Task instructions:
Exactly as written, print each record in the listing.

Extracted records:
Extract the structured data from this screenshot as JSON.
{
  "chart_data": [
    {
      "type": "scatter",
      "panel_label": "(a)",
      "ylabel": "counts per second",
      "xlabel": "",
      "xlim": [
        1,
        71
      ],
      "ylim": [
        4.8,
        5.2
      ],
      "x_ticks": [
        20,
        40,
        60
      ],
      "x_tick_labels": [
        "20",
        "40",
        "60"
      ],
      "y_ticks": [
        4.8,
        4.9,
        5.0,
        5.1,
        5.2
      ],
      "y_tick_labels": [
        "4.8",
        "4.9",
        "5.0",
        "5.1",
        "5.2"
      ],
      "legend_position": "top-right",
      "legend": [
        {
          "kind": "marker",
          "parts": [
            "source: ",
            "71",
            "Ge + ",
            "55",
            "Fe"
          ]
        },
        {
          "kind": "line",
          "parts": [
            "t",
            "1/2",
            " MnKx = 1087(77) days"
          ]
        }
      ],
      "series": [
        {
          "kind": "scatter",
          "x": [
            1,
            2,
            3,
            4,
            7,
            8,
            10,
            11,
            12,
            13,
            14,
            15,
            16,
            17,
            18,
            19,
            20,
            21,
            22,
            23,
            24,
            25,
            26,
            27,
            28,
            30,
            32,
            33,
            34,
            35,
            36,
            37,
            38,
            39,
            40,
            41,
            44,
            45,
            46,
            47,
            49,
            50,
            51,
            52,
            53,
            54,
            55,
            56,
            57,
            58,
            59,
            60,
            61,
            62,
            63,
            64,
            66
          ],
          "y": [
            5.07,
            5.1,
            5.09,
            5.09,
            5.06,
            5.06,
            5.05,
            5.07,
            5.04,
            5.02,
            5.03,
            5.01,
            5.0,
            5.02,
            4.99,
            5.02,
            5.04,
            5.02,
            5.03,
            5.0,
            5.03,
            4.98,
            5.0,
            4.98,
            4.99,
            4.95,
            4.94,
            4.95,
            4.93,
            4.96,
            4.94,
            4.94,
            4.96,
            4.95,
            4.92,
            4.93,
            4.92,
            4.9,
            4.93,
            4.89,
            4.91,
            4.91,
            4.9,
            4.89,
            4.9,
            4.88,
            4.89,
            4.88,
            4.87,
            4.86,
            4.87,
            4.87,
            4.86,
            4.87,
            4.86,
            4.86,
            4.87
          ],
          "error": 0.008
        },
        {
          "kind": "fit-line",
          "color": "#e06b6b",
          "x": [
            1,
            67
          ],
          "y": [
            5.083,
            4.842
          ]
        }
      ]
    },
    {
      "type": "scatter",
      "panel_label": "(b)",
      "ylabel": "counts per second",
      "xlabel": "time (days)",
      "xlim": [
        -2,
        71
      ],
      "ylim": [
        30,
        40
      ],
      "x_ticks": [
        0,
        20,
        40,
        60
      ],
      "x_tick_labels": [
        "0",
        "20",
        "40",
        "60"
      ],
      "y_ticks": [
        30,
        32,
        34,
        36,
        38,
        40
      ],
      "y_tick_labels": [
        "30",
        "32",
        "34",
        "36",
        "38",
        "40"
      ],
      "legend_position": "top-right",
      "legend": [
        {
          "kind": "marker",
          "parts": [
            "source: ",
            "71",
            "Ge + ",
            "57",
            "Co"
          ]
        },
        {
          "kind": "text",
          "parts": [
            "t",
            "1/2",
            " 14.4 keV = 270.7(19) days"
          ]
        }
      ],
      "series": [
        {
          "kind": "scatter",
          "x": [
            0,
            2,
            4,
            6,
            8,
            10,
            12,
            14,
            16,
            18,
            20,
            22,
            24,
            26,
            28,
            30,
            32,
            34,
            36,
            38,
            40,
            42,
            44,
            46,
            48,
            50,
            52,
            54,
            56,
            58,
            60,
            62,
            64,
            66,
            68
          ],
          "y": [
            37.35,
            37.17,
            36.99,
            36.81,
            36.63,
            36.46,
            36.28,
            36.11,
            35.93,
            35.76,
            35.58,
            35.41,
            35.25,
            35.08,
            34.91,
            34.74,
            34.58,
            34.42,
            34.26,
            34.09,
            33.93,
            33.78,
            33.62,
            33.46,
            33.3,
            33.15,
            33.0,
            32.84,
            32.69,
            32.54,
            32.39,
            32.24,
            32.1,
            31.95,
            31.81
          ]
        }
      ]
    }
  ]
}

Answer to this exercise:
Extract the structured data from this screenshot as JSON.
{
  "chart_data": [
    {
      "type": "scatter",
      "panel_label": "(a)",
      "ylabel": "counts per second",
      "xlabel": "",
      "xlim": [
        1,
        71
      ],
      "ylim": [
        4.8,
        5.2
      ],
      "x_ticks": [
        20,
        40,
        60
      ],
      "x_tick_labels": [
        "20",
        "40",
        "60"
      ],
      "y_ticks": [
        4.8,
        4.9,
        5.0,
        5.1,
        5.2
      ],
      "y_tick_labels": [
        "4.8",
        "4.9",
        "5.0",
        "5.1",
        "5.2"
      ],
      "legend_position": "top-right",
      "legend": [
        {
          "kind": "marker",
          "parts": [
            "source: ",
            "71",
            "Ge + ",
            "55",
            "Fe"
          ]
        },
        {
          "kind": "line",
          "parts": [
            "t",
            "1/2",
            " MnKx = 1087(77) days"
          ]
        }
      ],
      "series": [
        {
          "kind": "scatter",
          "x": [
            1,
            2,
            3,
            4,
            7,
            8,
            10,
            11,
            12,
            13,
            14,
            15,
            16,
            17,
            18,
            19,
            20,
            21,
            22,
            23,
            24,
            25,
            26,
            27,
            28,
            30,
            32,
            33,
            34,
            35,
            36,
            37,
            38,
            39,
            40,
            41,
            44,
            45,
            46,
            47,
            49,
            50,
            51,
            52,
            53,
            54,
            55,
            56,
            57,
            58,
            59,
            60,
            61,
            62,
            63,
            64,
            66
          ],
          "y": [
            5.07,
            5.1,
            5.09,
            5.09,
            5.06,
            5.06,
            5.05,
            5.07,
            5.04,
            5.02,
            5.03,
            5.01,
            5.0,
            5.02,
            4.99,
            5.02,
            5.04,
            5.02,
            5.03,
            5.0,
            5.03,
            4.98,
            5.0,
            4.98,
            4.99,
            4.95,
            4.94,
            4.95,
            4.93,
            4.96,
            4.94,
            4.94,
            4.96,
            4.95,
            4.92,
            4.93,
            4.92,
            4.9,
            4.93,
            4.89,
            4.91,
            4.91,
            4.9,
            4.89,
            4.9,
            4.88,
            4.89,
            4.88,
            4.87,
            4.86,
            4.87,
            4.87,
            4.86,
            4.87,
            4.86,
            4.86,
            4.87
          ],
          "error": 0.008
        },
        {
          "kind": "fit-line",
          "color": "#e06b6b",
          "x": [
            1,
            67
          ],
          "y": [
            5.083,
            4.842
          ]
        }
      ]
    },
    {
      "type": "scatter",
      "panel_label": "(b)",
      "ylabel": "counts per second",
      "xlabel": "time (days)",
      "xlim": [
        -2,
        71
      ],
      "ylim": [
        30,
        40
      ],
      "x_ticks": [
        0,
        20,
        40,
        60
      ],
      "x_tick_labels": [
        "0",
        "20",
        "40",
        "60"
      ],
      "y_ticks": [
        30,
        32,
        34,
        36,
        38,
        40
      ],
      "y_tick_labels": [
        "30",
        "32",
        "34",
        "36",
        "38",
        "40"
      ],
      "legend_position": "top-right",
      "legend": [
        {
          "kind": "marker",
          "parts": [
            "source: ",
            "71",
            "Ge + ",
            "57",
            "Co"
          ]
        },
        {
          "kind": "text",
          "parts": [
            "t",
            "1/2",
            " 14.4 keV = 270.7(19) days"
          ]
        }
      ],
      "series": [
        {
          "kind": "scatter",
          "x": [
            0,
            2,
            4,
            6,
            8,
            10,
            12,
            14,
            16,
            18,
            20,
            22,
            24,
            26,
            28,
            30,
            32,
            34,
            36,
            38,
            40,
            42,
            44,
            46,
            48,
            50,
            52,
            54,
            56,
            58,
            60,
            62,
            64,
            66,
            68
          ],
          "y": [
            37.35,
            37.17,
            36.99,
            36.81,
            36.63,
            36.46,
            36.28,
            36.11,
            35.93,
            35.76,
            35.58,
            35.41,
            35.25,
            35.08,
            34.91,
            34.74,
            34.58,
            34.42,
            34.26,
            34.09,
            33.93,
            33.78,
            33.62,
            33.46,
            33.3,
            33.15,
            33.0,
            32.84,
            32.69,
            32.54,
            32.39,
            32.24,
            32.1,
            31.95,
            31.81
          ]
        }
      ]
    }
  ]
}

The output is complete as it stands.